===== Text shown =====

PRINCE OF CENTRAL PARK
Reviewed by Harvey Karten Keystone Entertainment Director: John Leekley Writer: Evan Rhodes (musical play), Donald Sebesky, Gloria Nissenson Cast: Danny Aiello, Frankie, Harvey Keitel, Cathy Moriarty, Frank Nasso, Jerry Orbach, Paul Sorvino, Kathleen Turner
Usually critics don't discuss the films they've screened as they leave the theaters but in this case I was perplexed, so I broke the rules. "I can't figure this out," I said to my fellow riders in the elevator leading to New York's theater district. "Is this movie supposed to be for kids?" "For very slow kids," drawled a laid-back critic to the guffaws of our little crowd. And indeed it is. This putrid sentimental pap will have any pre-teen with an I.Q. over 80 begging his parents to take him to "American Pie" or "South Park" just to settle his stomach. Though billed by the company as a modern-day Huck Finn, "Prince of Central Park" has as much in common with the Clemens masterwork as a medieval morality play has with "There's Something About Mary." What's more it's as far removed from an authentic story of childhood angst such as Truffaut's "The 400 Blows" as Shakespeare's "Macbeth" is from Barbara Garson's Vietnam-war spoof, "MacBird."
Major credit should go to the actors who, to a person, were able to hold back from breaking out into raucous laughter-- though we can guess how many takes were required to get their serious faces screwed on straight. The tale centers on JJ Somerled (Frank Nasso), offspring of a Scottish father (deceased) and a French mother (who had entered a New York hospital for radiation treatment--though the production notes say that her cancer was considered "untreatable"). Somerled has the trendy notion to track down the mother who apparently abandoned him to the wolves, or specifically to a foster home which in turn handed him over to the tawdry and trashy woman, Mrs. Ardis (Cathy Moriarty)--who makes her living taking in what she calls throwaway kids, getting paid $300 a month for being their foster mom. While the kid runs away to Central Park, he is mugged by a somewhat older kid from his projects, Easy (Mtume Gant), who steals the hapless lad's cash, portable keyboard, medallion, and, earlier on, even his jacket, shirt and pants. Fortunately he has friends. Rosa (Lauren Velez), the caseworker who is piled up with 55 youngsters to look after seems to have time only for JJ. Rebecca (Kathleen Turner) takes a maternal interest in him as does the husband (Paul Sorvino) who has just left her, Noah (Danny Aiello)--who is appropriated named as his hobby is sailing his remotely controlled clipper ship on the Central Park lake. (Though Rebecca seems to us like a loving woman with a strong character, the production notes inform us that she is "a woman whose life was shattered by the frowning of her 14-year-old son.) Best of us he is watched over by a strange individual who lives in the park like a troll and is called The Guardian--played by Harvey Keitel who gives the picture its note of originality: Harvey does not take off his clothes this time around, alas. Oh yes, also Jerry Orbach sings a Scottish song for the kid, leaves him a fin, and disappears from the movie.
Will JJ find trust after having his self-confidence and ability to love shattered early in life (as the production notes assure us were indeed shattered)? And what will become of his romance with an 11-year-old girl, Sophia (Carmen Moreno), who (according to the production notes again) is "deeply in love with him"? Ah, that's where the real suspense kicks in. This "Prince is Central Park" lives up its title: one big royal pain.

===== Data section =====

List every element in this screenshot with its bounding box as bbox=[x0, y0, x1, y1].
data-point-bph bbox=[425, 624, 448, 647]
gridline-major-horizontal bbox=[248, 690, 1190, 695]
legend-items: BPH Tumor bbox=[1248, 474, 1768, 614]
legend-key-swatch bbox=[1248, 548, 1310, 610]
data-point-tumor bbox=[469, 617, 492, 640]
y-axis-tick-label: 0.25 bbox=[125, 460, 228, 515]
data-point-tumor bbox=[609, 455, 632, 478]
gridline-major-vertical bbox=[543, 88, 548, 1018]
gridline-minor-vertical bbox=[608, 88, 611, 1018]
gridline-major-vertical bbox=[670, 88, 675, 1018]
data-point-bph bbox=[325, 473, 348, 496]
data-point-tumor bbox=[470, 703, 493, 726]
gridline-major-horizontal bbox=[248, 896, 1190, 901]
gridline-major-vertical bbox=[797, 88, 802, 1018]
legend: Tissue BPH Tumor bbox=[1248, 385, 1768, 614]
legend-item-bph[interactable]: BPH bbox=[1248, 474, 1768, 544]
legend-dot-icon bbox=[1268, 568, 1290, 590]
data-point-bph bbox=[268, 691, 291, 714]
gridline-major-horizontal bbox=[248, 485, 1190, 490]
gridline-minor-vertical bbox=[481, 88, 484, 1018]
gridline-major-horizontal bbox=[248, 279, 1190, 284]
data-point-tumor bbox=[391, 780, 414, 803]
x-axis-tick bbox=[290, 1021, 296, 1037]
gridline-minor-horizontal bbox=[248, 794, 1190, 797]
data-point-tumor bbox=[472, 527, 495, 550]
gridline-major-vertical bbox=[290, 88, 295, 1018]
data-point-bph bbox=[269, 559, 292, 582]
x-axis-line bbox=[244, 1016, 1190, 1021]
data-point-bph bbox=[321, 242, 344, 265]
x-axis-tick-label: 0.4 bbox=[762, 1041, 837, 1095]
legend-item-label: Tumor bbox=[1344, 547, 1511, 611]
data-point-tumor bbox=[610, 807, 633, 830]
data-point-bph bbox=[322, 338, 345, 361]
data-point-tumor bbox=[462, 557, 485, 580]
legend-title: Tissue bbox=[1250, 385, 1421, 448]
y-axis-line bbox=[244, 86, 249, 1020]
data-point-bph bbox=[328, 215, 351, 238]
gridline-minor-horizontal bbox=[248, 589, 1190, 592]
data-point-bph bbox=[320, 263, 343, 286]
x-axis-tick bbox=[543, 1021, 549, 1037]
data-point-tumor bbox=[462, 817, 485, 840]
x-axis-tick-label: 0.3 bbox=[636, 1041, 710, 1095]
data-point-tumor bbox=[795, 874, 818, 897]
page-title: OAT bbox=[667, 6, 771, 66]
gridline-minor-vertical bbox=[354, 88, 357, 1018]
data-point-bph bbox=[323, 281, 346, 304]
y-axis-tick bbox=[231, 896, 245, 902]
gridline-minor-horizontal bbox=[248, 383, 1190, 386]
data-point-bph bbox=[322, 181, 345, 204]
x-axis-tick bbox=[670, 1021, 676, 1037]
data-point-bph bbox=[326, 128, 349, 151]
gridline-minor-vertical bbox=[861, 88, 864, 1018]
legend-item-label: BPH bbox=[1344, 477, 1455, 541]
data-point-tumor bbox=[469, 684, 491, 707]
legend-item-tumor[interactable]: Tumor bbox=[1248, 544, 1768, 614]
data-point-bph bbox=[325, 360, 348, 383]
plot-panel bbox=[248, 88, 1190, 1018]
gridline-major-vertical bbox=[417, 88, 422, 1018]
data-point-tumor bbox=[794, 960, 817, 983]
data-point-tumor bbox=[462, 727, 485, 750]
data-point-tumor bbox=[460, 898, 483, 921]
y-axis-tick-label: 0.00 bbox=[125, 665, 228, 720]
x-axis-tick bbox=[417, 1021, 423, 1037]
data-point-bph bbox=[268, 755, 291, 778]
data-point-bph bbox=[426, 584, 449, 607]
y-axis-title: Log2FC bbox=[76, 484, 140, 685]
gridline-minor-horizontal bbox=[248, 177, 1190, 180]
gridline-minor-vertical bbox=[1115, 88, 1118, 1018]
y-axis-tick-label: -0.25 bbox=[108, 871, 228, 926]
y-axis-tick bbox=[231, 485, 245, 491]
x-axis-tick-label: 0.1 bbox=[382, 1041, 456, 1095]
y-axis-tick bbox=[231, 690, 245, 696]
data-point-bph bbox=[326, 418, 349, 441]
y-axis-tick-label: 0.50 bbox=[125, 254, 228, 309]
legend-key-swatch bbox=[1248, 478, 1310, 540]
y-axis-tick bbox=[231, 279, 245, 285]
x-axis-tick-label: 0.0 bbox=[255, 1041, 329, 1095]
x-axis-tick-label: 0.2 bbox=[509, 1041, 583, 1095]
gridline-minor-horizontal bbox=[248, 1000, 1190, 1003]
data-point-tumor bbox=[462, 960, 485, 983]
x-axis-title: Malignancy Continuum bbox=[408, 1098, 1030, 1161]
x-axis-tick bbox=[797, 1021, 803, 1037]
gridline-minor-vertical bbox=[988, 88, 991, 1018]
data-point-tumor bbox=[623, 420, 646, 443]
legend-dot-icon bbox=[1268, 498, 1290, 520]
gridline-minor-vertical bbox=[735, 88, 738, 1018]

=====

From the film review, extract the exact passage that starts at the words "Will JJ find" and stops after "big royal pain.".

Will JJ find trust after having his self-confidence and ability to love shattered early in life (as the production notes assure us were indeed shattered)? And what will become of his romance with an 11-year-old girl, Sophia (Carmen Moreno), who (according to the production notes again) is "deeply in love with him"? Ah, that's where the real suspense kicks in. This "Prince is Central Park" lives up its title: one big royal pain.